== Exercise brief ==
Where the data below has the string "innerHTML", return the whole line.

== Data section ==
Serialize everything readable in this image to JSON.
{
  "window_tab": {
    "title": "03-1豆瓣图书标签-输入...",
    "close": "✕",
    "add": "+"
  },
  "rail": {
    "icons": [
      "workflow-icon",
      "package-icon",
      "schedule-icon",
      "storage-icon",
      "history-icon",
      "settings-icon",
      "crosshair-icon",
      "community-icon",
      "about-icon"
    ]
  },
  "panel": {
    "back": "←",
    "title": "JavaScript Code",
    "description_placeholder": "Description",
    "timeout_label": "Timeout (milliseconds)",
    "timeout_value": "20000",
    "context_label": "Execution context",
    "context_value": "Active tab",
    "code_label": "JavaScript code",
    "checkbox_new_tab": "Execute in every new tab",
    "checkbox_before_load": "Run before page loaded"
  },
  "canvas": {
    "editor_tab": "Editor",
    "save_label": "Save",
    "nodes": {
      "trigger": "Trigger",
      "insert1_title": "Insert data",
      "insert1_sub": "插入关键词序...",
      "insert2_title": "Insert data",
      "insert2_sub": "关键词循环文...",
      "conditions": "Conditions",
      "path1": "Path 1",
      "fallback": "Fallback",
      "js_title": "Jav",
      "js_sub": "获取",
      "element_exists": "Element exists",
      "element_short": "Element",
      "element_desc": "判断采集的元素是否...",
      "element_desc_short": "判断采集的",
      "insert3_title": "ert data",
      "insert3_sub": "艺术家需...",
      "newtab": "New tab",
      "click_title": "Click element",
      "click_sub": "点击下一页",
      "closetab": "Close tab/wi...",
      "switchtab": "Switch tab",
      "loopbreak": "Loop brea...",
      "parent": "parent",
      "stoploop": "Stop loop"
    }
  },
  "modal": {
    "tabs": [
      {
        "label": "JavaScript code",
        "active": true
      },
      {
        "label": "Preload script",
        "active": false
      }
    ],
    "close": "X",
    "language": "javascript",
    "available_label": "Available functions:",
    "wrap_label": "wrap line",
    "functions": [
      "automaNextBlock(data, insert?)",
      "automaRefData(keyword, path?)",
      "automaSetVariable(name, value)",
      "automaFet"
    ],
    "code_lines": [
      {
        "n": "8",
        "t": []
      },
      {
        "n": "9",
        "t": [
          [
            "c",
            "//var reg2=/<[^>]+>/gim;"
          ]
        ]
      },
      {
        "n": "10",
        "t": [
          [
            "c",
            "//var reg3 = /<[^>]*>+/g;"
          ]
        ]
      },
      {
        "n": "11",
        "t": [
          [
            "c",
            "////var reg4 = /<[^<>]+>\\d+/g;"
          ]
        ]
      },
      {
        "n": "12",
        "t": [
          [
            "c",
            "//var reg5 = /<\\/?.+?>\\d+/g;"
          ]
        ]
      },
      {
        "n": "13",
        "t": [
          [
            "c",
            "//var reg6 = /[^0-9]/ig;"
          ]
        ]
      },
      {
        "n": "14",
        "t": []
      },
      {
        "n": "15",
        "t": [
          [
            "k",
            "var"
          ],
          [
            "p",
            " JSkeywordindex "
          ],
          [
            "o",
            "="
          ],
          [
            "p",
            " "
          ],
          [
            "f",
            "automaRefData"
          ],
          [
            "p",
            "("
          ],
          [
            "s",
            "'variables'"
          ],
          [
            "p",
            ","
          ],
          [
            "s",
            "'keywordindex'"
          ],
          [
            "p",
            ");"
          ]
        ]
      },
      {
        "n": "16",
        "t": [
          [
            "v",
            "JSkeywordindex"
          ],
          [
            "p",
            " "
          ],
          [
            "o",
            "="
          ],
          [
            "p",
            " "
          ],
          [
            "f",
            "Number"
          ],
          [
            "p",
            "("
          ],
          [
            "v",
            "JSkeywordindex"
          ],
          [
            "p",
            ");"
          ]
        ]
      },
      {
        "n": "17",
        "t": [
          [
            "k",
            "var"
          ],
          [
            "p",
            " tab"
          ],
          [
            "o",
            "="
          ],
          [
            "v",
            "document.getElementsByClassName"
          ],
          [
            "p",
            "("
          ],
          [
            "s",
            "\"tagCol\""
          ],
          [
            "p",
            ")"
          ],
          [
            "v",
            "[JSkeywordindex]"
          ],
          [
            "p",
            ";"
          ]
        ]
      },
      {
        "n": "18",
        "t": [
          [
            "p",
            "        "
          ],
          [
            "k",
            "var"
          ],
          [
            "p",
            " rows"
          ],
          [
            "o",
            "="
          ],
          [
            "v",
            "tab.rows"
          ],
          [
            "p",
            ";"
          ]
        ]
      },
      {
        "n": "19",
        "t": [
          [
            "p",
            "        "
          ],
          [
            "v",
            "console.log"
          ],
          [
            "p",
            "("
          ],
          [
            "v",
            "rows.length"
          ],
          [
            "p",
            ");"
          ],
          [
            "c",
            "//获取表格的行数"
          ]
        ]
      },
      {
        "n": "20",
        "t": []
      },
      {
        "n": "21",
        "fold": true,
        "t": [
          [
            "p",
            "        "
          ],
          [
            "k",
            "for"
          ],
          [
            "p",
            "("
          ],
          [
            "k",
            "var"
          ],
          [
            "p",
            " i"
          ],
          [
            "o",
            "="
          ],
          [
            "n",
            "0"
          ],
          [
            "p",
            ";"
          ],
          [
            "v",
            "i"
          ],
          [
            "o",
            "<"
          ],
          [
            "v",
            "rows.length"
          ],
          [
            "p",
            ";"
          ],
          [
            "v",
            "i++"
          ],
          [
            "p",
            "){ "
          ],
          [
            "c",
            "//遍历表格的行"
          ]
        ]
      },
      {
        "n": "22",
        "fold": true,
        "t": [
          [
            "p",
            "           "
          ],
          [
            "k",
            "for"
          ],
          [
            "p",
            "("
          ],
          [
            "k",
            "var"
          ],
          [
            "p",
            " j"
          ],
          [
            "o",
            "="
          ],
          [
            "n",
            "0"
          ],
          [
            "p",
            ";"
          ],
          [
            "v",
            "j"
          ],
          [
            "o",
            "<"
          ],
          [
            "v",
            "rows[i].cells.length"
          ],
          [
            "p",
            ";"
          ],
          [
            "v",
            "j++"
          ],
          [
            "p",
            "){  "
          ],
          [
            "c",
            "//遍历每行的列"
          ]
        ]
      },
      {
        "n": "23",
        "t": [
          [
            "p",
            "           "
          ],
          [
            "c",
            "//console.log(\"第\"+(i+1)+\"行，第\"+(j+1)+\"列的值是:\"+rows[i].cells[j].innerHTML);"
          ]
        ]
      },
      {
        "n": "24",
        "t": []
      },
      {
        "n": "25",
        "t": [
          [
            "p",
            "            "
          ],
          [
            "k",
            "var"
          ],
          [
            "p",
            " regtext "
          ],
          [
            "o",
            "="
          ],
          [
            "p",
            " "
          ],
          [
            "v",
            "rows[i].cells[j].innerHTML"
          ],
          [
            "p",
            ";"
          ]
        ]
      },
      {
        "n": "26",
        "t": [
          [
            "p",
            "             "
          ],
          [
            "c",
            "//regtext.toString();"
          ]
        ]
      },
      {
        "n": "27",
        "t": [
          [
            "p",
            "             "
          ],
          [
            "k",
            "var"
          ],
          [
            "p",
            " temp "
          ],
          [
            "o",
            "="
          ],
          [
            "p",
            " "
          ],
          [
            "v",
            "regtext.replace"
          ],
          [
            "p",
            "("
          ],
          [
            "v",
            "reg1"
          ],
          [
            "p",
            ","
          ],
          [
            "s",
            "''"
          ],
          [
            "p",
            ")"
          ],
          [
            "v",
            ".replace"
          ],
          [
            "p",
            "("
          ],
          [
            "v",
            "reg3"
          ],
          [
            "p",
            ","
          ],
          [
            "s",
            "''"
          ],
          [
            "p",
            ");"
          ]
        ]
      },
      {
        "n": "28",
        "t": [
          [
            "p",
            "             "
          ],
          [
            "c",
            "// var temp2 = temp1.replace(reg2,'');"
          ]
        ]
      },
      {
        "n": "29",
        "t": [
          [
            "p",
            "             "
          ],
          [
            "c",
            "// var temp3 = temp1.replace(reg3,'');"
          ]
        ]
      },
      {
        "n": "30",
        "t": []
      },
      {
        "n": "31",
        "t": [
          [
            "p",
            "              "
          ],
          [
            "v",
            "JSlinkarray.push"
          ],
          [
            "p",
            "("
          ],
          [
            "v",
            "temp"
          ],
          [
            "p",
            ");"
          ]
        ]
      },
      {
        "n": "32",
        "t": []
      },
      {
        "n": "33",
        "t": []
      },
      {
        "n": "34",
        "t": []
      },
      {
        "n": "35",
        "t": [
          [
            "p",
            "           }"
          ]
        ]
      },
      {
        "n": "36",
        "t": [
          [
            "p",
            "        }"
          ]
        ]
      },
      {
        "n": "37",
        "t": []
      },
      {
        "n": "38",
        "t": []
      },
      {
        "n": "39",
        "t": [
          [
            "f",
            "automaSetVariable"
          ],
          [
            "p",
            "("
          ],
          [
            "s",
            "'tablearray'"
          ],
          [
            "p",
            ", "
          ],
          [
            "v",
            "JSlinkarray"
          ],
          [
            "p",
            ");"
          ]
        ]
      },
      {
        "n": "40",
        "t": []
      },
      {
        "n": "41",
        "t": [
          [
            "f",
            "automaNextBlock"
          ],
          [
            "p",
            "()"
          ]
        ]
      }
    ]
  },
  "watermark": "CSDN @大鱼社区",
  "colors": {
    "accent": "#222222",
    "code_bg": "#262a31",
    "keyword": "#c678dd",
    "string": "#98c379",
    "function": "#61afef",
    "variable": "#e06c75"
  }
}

== Reply ==
            "//console.log(\"第\"+(i+1)+\"行，第\"+(j+1)+\"列的值是:\"+rows[i].cells[j].innerHTML);"
            "rows[i].cells[j].innerHTML"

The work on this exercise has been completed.